INSTRUCTIONS FOR THE TASK:
Write out the data again exactly, skipping every picture.

ENTRIES SUPPLIED:
----------
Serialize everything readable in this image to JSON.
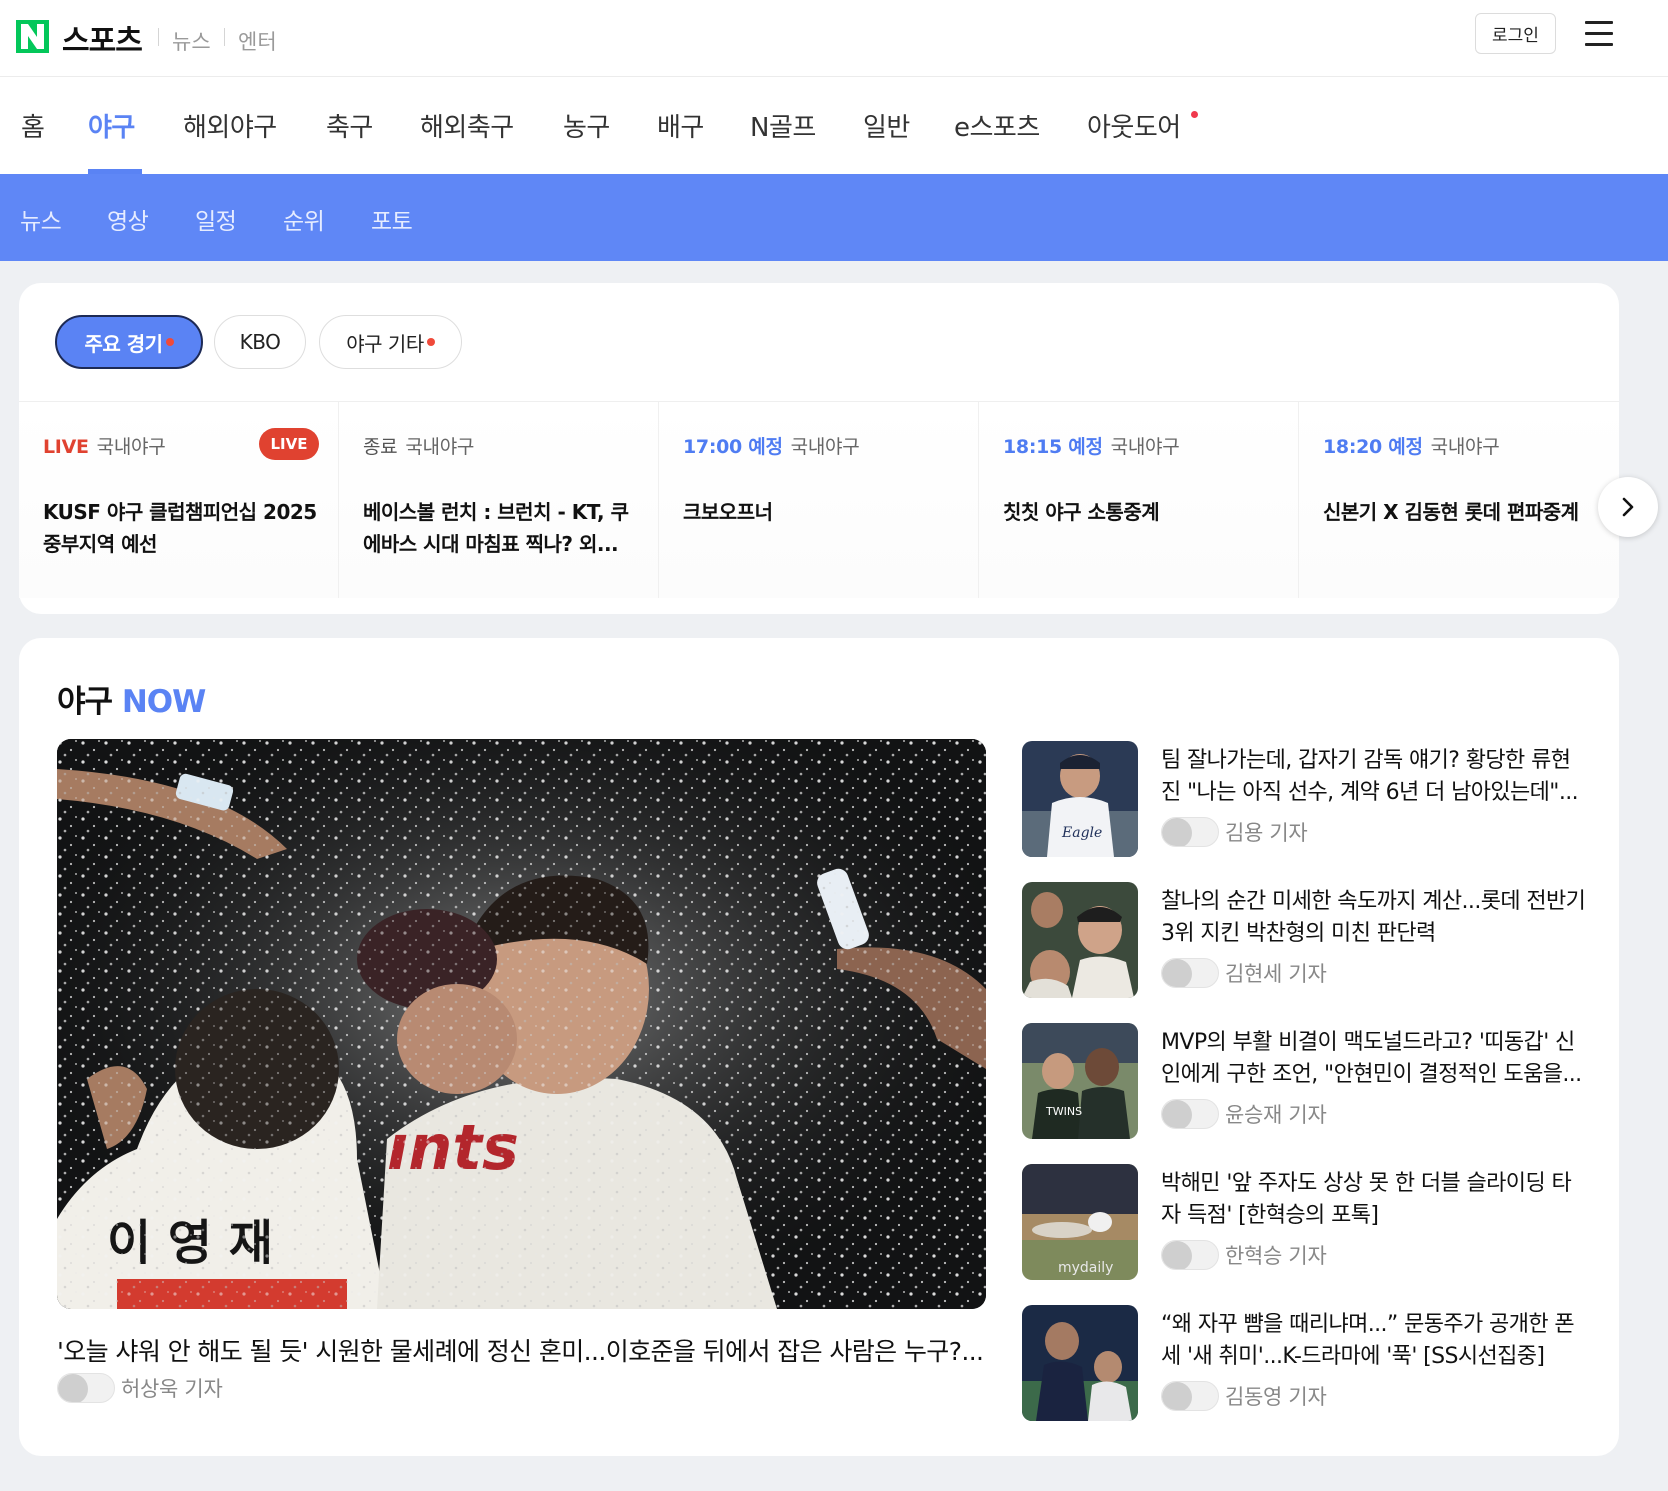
{
  "header": {
    "logo_letter": "N",
    "brand": "스포츠",
    "links": [
      "뉴스",
      "엔터"
    ],
    "login_label": "로그인"
  },
  "gnb": {
    "items": [
      "홈",
      "야구",
      "해외야구",
      "축구",
      "해외축구",
      "농구",
      "배구",
      "N골프",
      "일반",
      "e스포츠",
      "아웃도어"
    ],
    "active": "야구",
    "accent": "#5a83f4"
  },
  "subnav": {
    "items": [
      "뉴스",
      "영상",
      "일정",
      "순위",
      "포토"
    ],
    "background": "#5f87f6"
  },
  "filters": {
    "chips": [
      "주요 경기",
      "KBO",
      "야구 기타"
    ]
  },
  "games": [
    {
      "status": "LIVE",
      "league": "국내야구",
      "badge": "LIVE",
      "title": "KUSF 야구 클럽챔피언십 2025 중부지역 예선",
      "status_color": "#e04230"
    },
    {
      "status": "종료",
      "league": "국내야구",
      "title": "베이스볼 런치 : 브런치 - KT, 쿠에바스 시대 마침표 찍나? 외...",
      "status_color": "#555555"
    },
    {
      "status": "17:00 예정",
      "league": "국내야구",
      "title": "크보오프너",
      "status_color": "#4f7cf2"
    },
    {
      "status": "18:15 예정",
      "league": "국내야구",
      "title": "칫칫 야구 소통중계",
      "status_color": "#4f7cf2"
    },
    {
      "status": "18:20 예정",
      "league": "국내야구",
      "title": "신본기 X 김동현 롯데 편파중계",
      "status_color": "#4f7cf2"
    }
  ],
  "now_section": {
    "title_prefix": "야구",
    "title_suffix": "NOW",
    "main": {
      "title": "'오늘 샤워 안 해도 될 듯' 시원한 물세례에 정신 혼미...이호준을 뒤에서 잡은 사람은 누구?...",
      "reporter": "허상욱 기자",
      "jersey_name": "이 영 재"
    },
    "side_articles": [
      {
        "title": "팀 잘나가는데, 갑자기 감독 얘기? 황당한 류현진 \"나는 아직 선수, 계약 6년 더 남아있는데\"...",
        "reporter": "김용 기자"
      },
      {
        "title": "찰나의 순간 미세한 속도까지 계산...롯데 전반기 3위 지킨 박찬형의 미친 판단력",
        "reporter": "김현세 기자"
      },
      {
        "title": "MVP의 부활 비결이 맥도널드라고? '띠동갑' 신인에게 구한 조언, \"안현민이 결정적인 도움을...",
        "reporter": "윤승재 기자"
      },
      {
        "title": "박해민 '앞 주자도 상상 못 한 더블 슬라이딩 타자 득점' [한혁승의 포톡]",
        "reporter": "한혁승 기자"
      },
      {
        "title": "“왜 자꾸 뺨을 때리냐며...” 문동주가 공개한 폰세 '새 취미'...K-드라마에 '푹' [SS시선집중]",
        "reporter": "김동영 기자"
      }
    ]
  }
}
----------
THE RESULT:
Serialize everything readable in this image to JSON.
{
  "header": {
    "logo_letter": "N",
    "brand": "스포츠",
    "links": [
      "뉴스",
      "엔터"
    ],
    "login_label": "로그인"
  },
  "gnb": {
    "items": [
      "홈",
      "야구",
      "해외야구",
      "축구",
      "해외축구",
      "농구",
      "배구",
      "N골프",
      "일반",
      "e스포츠",
      "아웃도어"
    ],
    "active": "야구",
    "accent": "#5a83f4"
  },
  "subnav": {
    "items": [
      "뉴스",
      "영상",
      "일정",
      "순위",
      "포토"
    ],
    "background": "#5f87f6"
  },
  "filters": {
    "chips": [
      "주요 경기",
      "KBO",
      "야구 기타"
    ]
  },
  "games": [
    {
      "status": "LIVE",
      "league": "국내야구",
      "badge": "LIVE",
      "title": "KUSF 야구 클럽챔피언십 2025 중부지역 예선",
      "status_color": "#e04230"
    },
    {
      "status": "종료",
      "league": "국내야구",
      "title": "베이스볼 런치 : 브런치 - KT, 쿠에바스 시대 마침표 찍나? 외...",
      "status_color": "#555555"
    },
    {
      "status": "17:00 예정",
      "league": "국내야구",
      "title": "크보오프너",
      "status_color": "#4f7cf2"
    },
    {
      "status": "18:15 예정",
      "league": "국내야구",
      "title": "칫칫 야구 소통중계",
      "status_color": "#4f7cf2"
    },
    {
      "status": "18:20 예정",
      "league": "국내야구",
      "title": "신본기 X 김동현 롯데 편파중계",
      "status_color": "#4f7cf2"
    }
  ],
  "now_section": {
    "title_prefix": "야구",
    "title_suffix": "NOW",
    "main": {
      "title": "'오늘 샤워 안 해도 될 듯' 시원한 물세례에 정신 혼미...이호준을 뒤에서 잡은 사람은 누구?...",
      "reporter": "허상욱 기자",
      "jersey_name": "이 영 재"
    },
    "side_articles": [
      {
        "title": "팀 잘나가는데, 갑자기 감독 얘기? 황당한 류현진 \"나는 아직 선수, 계약 6년 더 남아있는데\"...",
        "reporter": "김용 기자"
      },
      {
        "title": "찰나의 순간 미세한 속도까지 계산...롯데 전반기 3위 지킨 박찬형의 미친 판단력",
        "reporter": "김현세 기자"
      },
      {
        "title": "MVP의 부활 비결이 맥도널드라고? '띠동갑' 신인에게 구한 조언, \"안현민이 결정적인 도움을...",
        "reporter": "윤승재 기자"
      },
      {
        "title": "박해민 '앞 주자도 상상 못 한 더블 슬라이딩 타자 득점' [한혁승의 포톡]",
        "reporter": "한혁승 기자"
      },
      {
        "title": "“왜 자꾸 뺨을 때리냐며...” 문동주가 공개한 폰세 '새 취미'...K-드라마에 '푹' [SS시선집중]",
        "reporter": "김동영 기자"
      }
    ]
  }
}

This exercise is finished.